Write the records out again exactly, leaving no images in.
#### Provided entries
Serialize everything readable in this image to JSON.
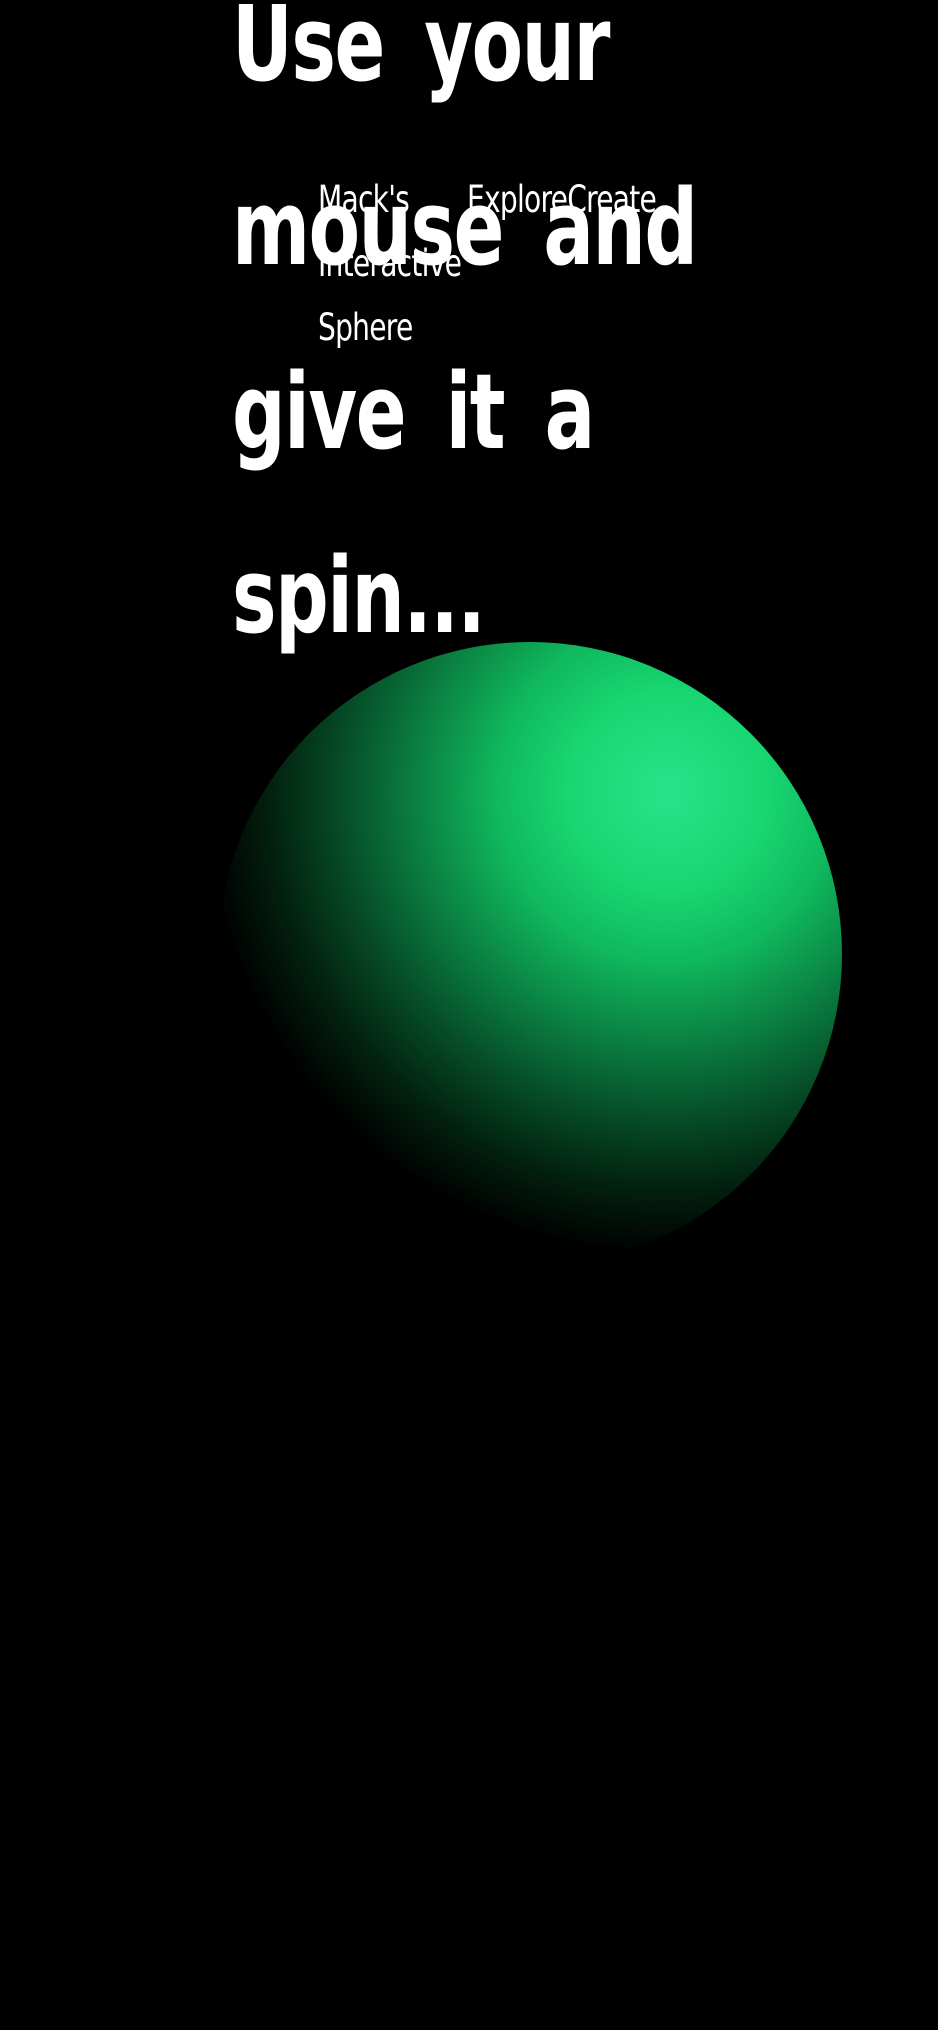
{
  "brand": {
    "line1": "Mack's",
    "line2": "Interactive",
    "line3": "Sphere"
  },
  "nav": {
    "explore": "Explore",
    "create": "Create"
  },
  "headline": {
    "line1": "Use your",
    "line2": "mouse and",
    "line3": "give it a",
    "line4": "spin..."
  },
  "colors": {
    "background": "#000000",
    "sphere_highlight": "#18d772",
    "text": "#ffffff"
  }
}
########
## The solution
Serialize everything readable in this image to JSON.
{
  "brand": {
    "line1": "Mack's",
    "line2": "Interactive",
    "line3": "Sphere"
  },
  "nav": {
    "explore": "Explore",
    "create": "Create"
  },
  "headline": {
    "line1": "Use your",
    "line2": "mouse and",
    "line3": "give it a",
    "line4": "spin..."
  },
  "colors": {
    "background": "#000000",
    "sphere_highlight": "#18d772",
    "text": "#ffffff"
  }
}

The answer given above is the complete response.